-- START OF INPUT --

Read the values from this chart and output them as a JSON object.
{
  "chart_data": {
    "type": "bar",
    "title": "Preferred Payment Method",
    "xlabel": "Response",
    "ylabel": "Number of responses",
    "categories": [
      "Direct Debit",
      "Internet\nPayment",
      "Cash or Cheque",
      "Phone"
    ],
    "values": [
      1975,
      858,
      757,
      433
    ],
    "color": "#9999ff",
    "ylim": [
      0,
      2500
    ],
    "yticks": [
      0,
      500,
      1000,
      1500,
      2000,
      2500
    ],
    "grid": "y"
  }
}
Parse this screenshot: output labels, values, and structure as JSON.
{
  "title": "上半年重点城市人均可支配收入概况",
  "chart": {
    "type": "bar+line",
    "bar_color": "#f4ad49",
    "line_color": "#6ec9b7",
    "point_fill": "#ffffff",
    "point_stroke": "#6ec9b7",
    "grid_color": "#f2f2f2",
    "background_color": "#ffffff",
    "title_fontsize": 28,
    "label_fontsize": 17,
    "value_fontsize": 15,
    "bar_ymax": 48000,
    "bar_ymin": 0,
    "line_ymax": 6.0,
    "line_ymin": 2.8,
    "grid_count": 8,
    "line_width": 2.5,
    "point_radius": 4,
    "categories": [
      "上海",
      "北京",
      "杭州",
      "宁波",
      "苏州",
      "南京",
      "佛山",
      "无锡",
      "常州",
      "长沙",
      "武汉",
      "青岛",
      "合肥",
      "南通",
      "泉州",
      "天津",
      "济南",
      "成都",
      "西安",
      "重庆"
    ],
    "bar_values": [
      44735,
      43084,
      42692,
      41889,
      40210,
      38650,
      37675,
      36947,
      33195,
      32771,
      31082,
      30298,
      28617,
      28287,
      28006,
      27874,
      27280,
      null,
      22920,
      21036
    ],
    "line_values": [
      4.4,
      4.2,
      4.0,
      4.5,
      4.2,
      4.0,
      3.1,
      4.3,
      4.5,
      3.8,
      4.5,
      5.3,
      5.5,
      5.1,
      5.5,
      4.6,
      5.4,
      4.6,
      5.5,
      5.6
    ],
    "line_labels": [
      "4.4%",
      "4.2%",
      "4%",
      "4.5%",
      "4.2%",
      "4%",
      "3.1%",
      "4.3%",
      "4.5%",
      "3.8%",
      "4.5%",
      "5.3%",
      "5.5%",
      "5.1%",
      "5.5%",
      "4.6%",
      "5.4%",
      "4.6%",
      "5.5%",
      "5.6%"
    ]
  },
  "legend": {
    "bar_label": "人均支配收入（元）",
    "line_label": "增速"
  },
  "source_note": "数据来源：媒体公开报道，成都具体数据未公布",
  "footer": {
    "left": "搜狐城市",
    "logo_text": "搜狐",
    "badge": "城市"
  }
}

-- END OF INPUT --

- [JOB]:
Say how many lines above contain the string "output". Answer with the number only.

- [EXERCISE RESPONSE]:
2